Par Laurent Melikian le 2 juillet 2013                      Lien  
En dessinant deux épisodes de {Soldat inconnu}, Pat Masioni devient le premier dessinateur africain à travailler pour un grand éditeur de comics, en l'occurrence DC-Vertigo. Réfugié en France depuis une dizaine d'années, cet artiste congolais est connu du public franco-belge pour le diptyque "Rwanda 1994". Parallèlement à la publication du 3e recueil de "Soldat Inconnu" en Français comprenant les épisodes signés Pat Masioni, la Galerie Kvasnevski de Paris consacre une exposition à cet artiste marqué par les traumatismes de l'Afrique contemporaine.

Avant Soldat inconnu, vous aviez dessiné Rwanda 1994 à propos du génocide des Tutsi et des Hutus modérés au Rwanda. Dans quel état d’esprit étiez vous sorti de ce travail ?

C’était une période difficile. En me documentant sur le Génocide au Rwanda, j’avais découvert des exactions inimaginables. Je n’en dormais pas la nuit. Et puis les Américains m’ont repéré pour travailler sur un autre sujet difficile. Si ma compagne Antonia Neyrins n’avait pas été à mes côtés, j’aurais probablement refusé. Elle maîtrise l’anglais et m’a beaucoup soutenu pour communiquer avec mon éditeur et soutenir le rythme rapide qu’exigent les comics.

Soldat inconnu a pour toile de fond l’insurrection de la Lord’s Resistance Army au Nord de l’Ouganda, un conflit dont on parle très peu en Europe. Avez-vous été surpris que des auteurs américains s’y intéressent ?

Oui, ce fut une grosse surprise. Quand Joshua Dysart (scénariste de Soldat inconnu, NDLR) m’a contacté pour me proposer Soldat inconnu, je connaissais très bien la situation du Nord Ouganda. C’est le plus vieux conflit en Afrique. Il est mené par un gourou à la fois pasteur et chef de guerre qui se dit honoré par Dieu. Les massacres, se sont étendus à toute la sous-région au Congo, au Sud-Soudan, en Centrafrique… Pourtant j’étais sceptique quant à mon implication dans ce projet. Je me disais : "encore un sujet douloureux".

- ÉNONCÉ DE L'EXERCICE: Recopiez à l'identique le passage de l'entretien avec Pat Masioni qui va de « C’était une période » jusqu'à « qu’exigent les comics. ».

- DONNÉES FOURNIES:
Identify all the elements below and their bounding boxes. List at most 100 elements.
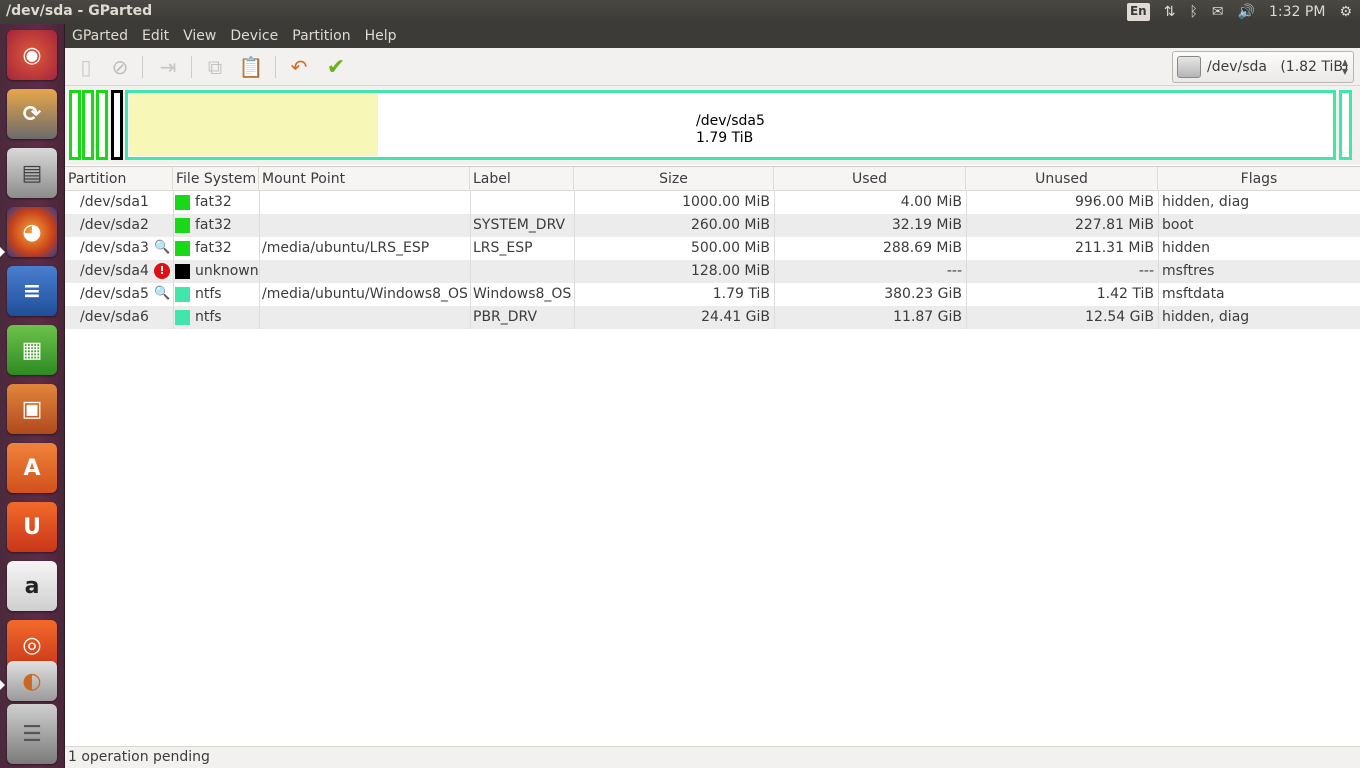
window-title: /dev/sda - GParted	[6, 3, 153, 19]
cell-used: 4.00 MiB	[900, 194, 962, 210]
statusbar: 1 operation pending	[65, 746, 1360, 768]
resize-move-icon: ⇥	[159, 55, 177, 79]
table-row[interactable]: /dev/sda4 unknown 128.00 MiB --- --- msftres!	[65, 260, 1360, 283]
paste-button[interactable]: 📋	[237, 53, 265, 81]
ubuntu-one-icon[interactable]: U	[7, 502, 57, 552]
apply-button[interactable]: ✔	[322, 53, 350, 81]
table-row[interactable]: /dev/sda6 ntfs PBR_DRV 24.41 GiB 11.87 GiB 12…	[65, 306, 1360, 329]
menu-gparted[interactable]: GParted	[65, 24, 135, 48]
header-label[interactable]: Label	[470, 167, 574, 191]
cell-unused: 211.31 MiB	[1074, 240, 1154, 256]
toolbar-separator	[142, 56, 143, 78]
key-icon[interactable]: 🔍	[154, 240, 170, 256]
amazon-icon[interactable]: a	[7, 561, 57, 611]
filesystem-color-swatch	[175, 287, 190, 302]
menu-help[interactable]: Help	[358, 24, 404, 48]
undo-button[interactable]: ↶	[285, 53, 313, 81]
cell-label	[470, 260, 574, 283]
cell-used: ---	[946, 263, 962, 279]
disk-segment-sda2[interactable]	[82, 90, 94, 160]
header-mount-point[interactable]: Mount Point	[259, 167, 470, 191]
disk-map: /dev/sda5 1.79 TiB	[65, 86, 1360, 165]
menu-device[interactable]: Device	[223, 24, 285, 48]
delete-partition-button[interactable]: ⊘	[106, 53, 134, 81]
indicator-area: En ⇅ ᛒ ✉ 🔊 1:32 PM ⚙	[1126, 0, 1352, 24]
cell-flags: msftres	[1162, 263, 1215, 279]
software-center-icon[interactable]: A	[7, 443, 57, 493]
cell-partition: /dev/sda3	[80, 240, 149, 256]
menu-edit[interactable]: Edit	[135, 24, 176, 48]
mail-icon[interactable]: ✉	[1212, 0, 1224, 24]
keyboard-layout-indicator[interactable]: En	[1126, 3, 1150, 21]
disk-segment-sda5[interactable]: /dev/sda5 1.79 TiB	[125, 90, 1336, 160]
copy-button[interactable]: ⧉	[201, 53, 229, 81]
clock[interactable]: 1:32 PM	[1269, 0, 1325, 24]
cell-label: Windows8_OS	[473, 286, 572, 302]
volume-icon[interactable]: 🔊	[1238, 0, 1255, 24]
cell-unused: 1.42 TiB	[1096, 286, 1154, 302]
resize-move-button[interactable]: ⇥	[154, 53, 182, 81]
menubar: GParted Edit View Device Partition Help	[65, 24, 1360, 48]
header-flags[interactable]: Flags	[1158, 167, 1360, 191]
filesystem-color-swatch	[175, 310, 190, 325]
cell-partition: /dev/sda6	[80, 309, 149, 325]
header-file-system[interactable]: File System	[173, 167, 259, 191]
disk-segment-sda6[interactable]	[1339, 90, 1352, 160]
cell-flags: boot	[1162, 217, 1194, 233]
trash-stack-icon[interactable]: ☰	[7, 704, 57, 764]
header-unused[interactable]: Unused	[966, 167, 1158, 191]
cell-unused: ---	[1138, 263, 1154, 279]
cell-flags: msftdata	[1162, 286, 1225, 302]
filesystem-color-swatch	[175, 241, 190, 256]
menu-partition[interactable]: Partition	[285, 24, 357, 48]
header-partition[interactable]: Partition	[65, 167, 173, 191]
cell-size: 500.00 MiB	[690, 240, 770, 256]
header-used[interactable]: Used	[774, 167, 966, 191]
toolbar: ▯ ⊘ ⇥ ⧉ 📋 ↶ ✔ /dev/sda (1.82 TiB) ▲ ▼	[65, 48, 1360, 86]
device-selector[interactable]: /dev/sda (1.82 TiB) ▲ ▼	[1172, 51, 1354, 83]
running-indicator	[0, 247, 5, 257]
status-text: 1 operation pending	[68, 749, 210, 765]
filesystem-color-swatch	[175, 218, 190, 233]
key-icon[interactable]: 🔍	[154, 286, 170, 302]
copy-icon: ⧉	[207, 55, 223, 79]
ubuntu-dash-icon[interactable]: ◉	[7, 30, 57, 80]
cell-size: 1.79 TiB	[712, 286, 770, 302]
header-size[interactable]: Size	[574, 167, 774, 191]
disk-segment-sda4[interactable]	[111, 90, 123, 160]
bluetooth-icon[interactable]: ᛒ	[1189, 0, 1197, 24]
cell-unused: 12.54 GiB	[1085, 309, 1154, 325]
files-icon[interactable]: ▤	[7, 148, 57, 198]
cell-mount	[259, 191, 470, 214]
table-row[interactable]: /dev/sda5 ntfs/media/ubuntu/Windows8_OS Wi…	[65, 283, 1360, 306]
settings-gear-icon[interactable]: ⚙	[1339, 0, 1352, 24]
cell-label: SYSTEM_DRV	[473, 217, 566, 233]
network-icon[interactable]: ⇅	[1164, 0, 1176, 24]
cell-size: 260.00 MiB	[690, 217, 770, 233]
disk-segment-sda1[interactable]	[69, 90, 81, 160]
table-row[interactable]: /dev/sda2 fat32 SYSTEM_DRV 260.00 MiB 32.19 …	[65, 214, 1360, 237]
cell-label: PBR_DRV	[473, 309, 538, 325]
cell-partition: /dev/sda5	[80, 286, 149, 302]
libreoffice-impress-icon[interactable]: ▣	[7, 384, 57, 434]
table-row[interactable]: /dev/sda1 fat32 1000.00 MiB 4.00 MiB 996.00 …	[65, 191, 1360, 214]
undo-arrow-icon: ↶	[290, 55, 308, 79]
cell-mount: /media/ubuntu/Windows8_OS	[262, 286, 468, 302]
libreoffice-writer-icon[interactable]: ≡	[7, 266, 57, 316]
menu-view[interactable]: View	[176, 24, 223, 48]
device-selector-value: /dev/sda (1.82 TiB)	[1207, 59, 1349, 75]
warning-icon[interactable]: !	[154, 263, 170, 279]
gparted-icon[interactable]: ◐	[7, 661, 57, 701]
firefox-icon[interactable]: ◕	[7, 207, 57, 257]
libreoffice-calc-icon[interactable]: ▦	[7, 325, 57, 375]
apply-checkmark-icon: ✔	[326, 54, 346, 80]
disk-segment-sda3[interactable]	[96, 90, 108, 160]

- RÉSULTAT DE LA TÂCHE:
C’était une période difficile. En me documentant sur le Génocide au Rwanda, j’avais découvert des exactions inimaginables. Je n’en dormais pas la nuit. Et puis les Américains m’ont repéré pour travailler sur un autre sujet difficile. Si ma compagne Antonia Neyrins n’avait pas été à mes côtés, j’aurais probablement refusé. Elle maîtrise l’anglais et m’a beaucoup soutenu pour communiquer avec mon éditeur et soutenir le rythme rapide qu’exigent les comics.